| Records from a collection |
============
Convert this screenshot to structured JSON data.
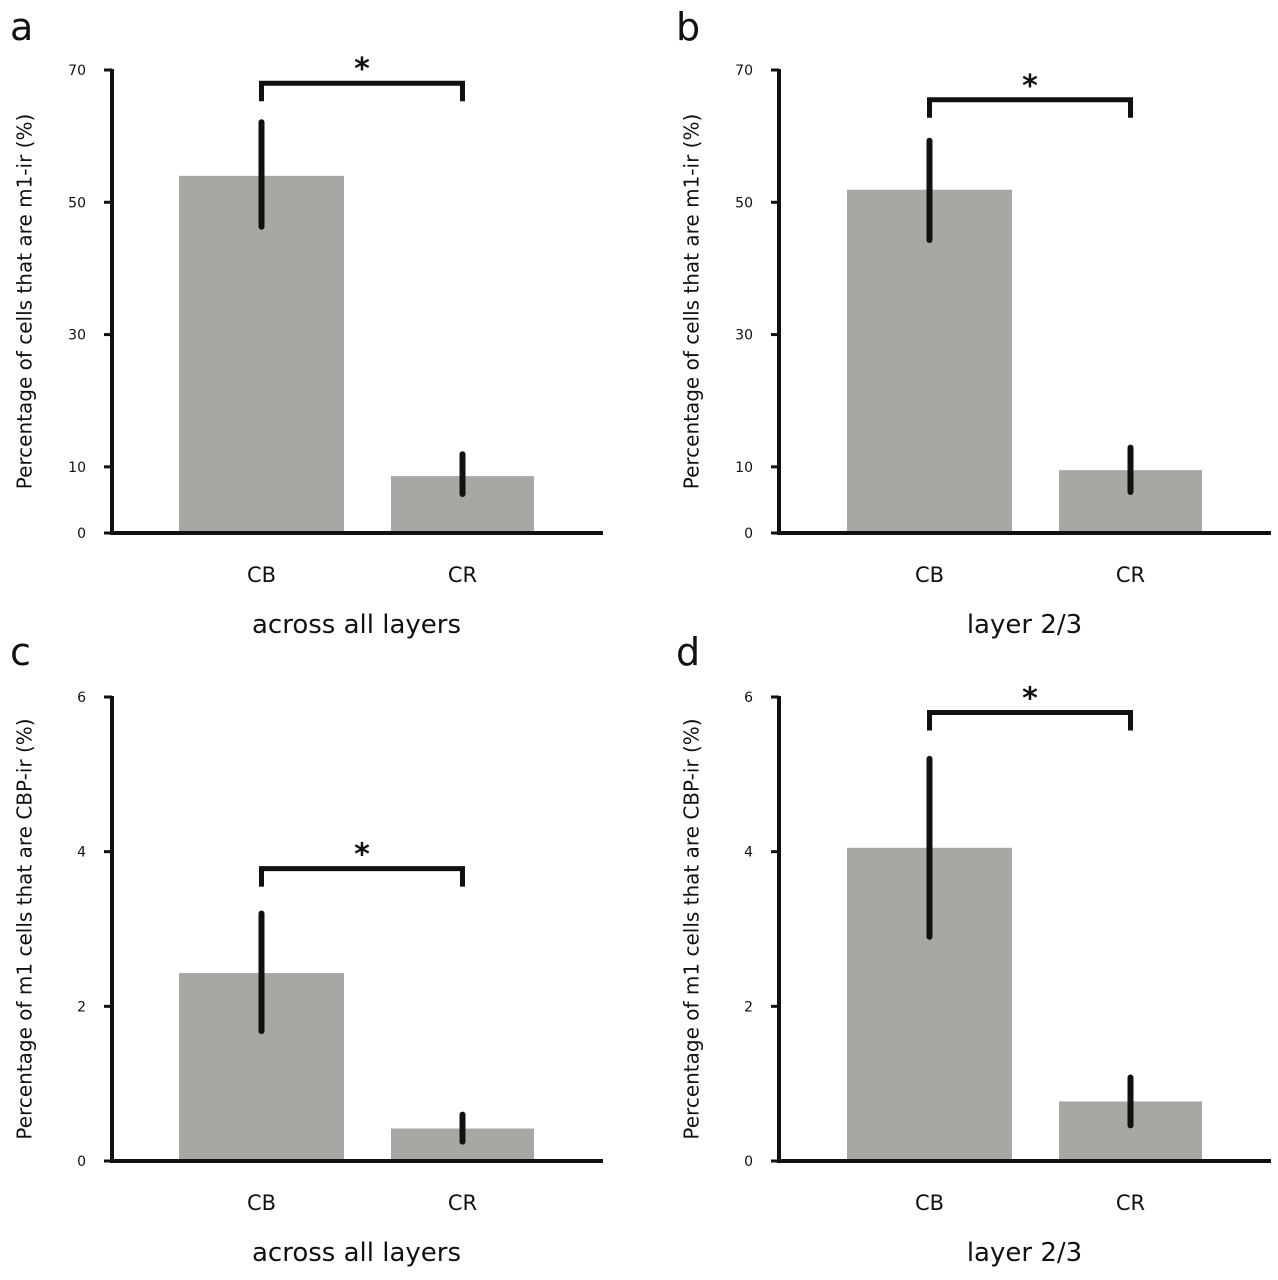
{
  "colors": {
    "bar": "#a9a7a4",
    "axis": "#111111",
    "errorbar": "#111111"
  },
  "chart_data": [
    {
      "panel": "a",
      "type": "bar",
      "categories": [
        "CB",
        "CR"
      ],
      "values": [
        54,
        8.6
      ],
      "error_low": [
        46.3,
        5.9
      ],
      "error_high": [
        62.1,
        11.9
      ],
      "xlabel": "across all layers",
      "ylabel": "Percentage of cells that are m1-ir (%)",
      "ylim": [
        0,
        70
      ],
      "yticks": [
        0,
        10,
        30,
        50,
        70
      ],
      "significance": {
        "label": "*",
        "between": [
          "CB",
          "CR"
        ],
        "y": 68
      }
    },
    {
      "panel": "b",
      "type": "bar",
      "categories": [
        "CB",
        "CR"
      ],
      "values": [
        51.9,
        9.5
      ],
      "error_low": [
        44.3,
        6.2
      ],
      "error_high": [
        59.3,
        12.9
      ],
      "xlabel": "layer 2/3",
      "ylabel": "Percentage of cells that are m1-ir (%)",
      "ylim": [
        0,
        70
      ],
      "yticks": [
        0,
        10,
        30,
        50,
        70
      ],
      "significance": {
        "label": "*",
        "between": [
          "CB",
          "CR"
        ],
        "y": 65.5
      }
    },
    {
      "panel": "c",
      "type": "bar",
      "categories": [
        "CB",
        "CR"
      ],
      "values": [
        2.43,
        0.42
      ],
      "error_low": [
        1.68,
        0.25
      ],
      "error_high": [
        3.2,
        0.6
      ],
      "xlabel": "across all layers",
      "ylabel": "Percentage of m1 cells that are CBP-ir (%)",
      "ylim": [
        0,
        6
      ],
      "yticks": [
        0,
        2,
        4,
        6
      ],
      "significance": {
        "label": "*",
        "between": [
          "CB",
          "CR"
        ],
        "y": 3.78
      }
    },
    {
      "panel": "d",
      "type": "bar",
      "categories": [
        "CB",
        "CR"
      ],
      "values": [
        4.05,
        0.77
      ],
      "error_low": [
        2.9,
        0.46
      ],
      "error_high": [
        5.2,
        1.08
      ],
      "xlabel": "layer 2/3",
      "ylabel": "Percentage of m1 cells that are CBP-ir (%)",
      "ylim": [
        0,
        6
      ],
      "yticks": [
        0,
        2,
        4,
        6
      ],
      "significance": {
        "label": "*",
        "between": [
          "CB",
          "CR"
        ],
        "y": 5.8
      }
    }
  ]
}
============
| WORK TO BE COMPLETED |
Would you write out all of the data exactly as it stands, without the pictures?

| ANSWER SPACE |
Convert this screenshot to structured JSON data.
{
  "colors": {
    "bar": "#a9a7a4",
    "axis": "#111111",
    "errorbar": "#111111"
  },
  "chart_data": [
    {
      "panel": "a",
      "type": "bar",
      "categories": [
        "CB",
        "CR"
      ],
      "values": [
        54,
        8.6
      ],
      "error_low": [
        46.3,
        5.9
      ],
      "error_high": [
        62.1,
        11.9
      ],
      "xlabel": "across all layers",
      "ylabel": "Percentage of cells that are m1-ir (%)",
      "ylim": [
        0,
        70
      ],
      "yticks": [
        0,
        10,
        30,
        50,
        70
      ],
      "significance": {
        "label": "*",
        "between": [
          "CB",
          "CR"
        ],
        "y": 68
      }
    },
    {
      "panel": "b",
      "type": "bar",
      "categories": [
        "CB",
        "CR"
      ],
      "values": [
        51.9,
        9.5
      ],
      "error_low": [
        44.3,
        6.2
      ],
      "error_high": [
        59.3,
        12.9
      ],
      "xlabel": "layer 2/3",
      "ylabel": "Percentage of cells that are m1-ir (%)",
      "ylim": [
        0,
        70
      ],
      "yticks": [
        0,
        10,
        30,
        50,
        70
      ],
      "significance": {
        "label": "*",
        "between": [
          "CB",
          "CR"
        ],
        "y": 65.5
      }
    },
    {
      "panel": "c",
      "type": "bar",
      "categories": [
        "CB",
        "CR"
      ],
      "values": [
        2.43,
        0.42
      ],
      "error_low": [
        1.68,
        0.25
      ],
      "error_high": [
        3.2,
        0.6
      ],
      "xlabel": "across all layers",
      "ylabel": "Percentage of m1 cells that are CBP-ir (%)",
      "ylim": [
        0,
        6
      ],
      "yticks": [
        0,
        2,
        4,
        6
      ],
      "significance": {
        "label": "*",
        "between": [
          "CB",
          "CR"
        ],
        "y": 3.78
      }
    },
    {
      "panel": "d",
      "type": "bar",
      "categories": [
        "CB",
        "CR"
      ],
      "values": [
        4.05,
        0.77
      ],
      "error_low": [
        2.9,
        0.46
      ],
      "error_high": [
        5.2,
        1.08
      ],
      "xlabel": "layer 2/3",
      "ylabel": "Percentage of m1 cells that are CBP-ir (%)",
      "ylim": [
        0,
        6
      ],
      "yticks": [
        0,
        2,
        4,
        6
      ],
      "significance": {
        "label": "*",
        "between": [
          "CB",
          "CR"
        ],
        "y": 5.8
      }
    }
  ]
}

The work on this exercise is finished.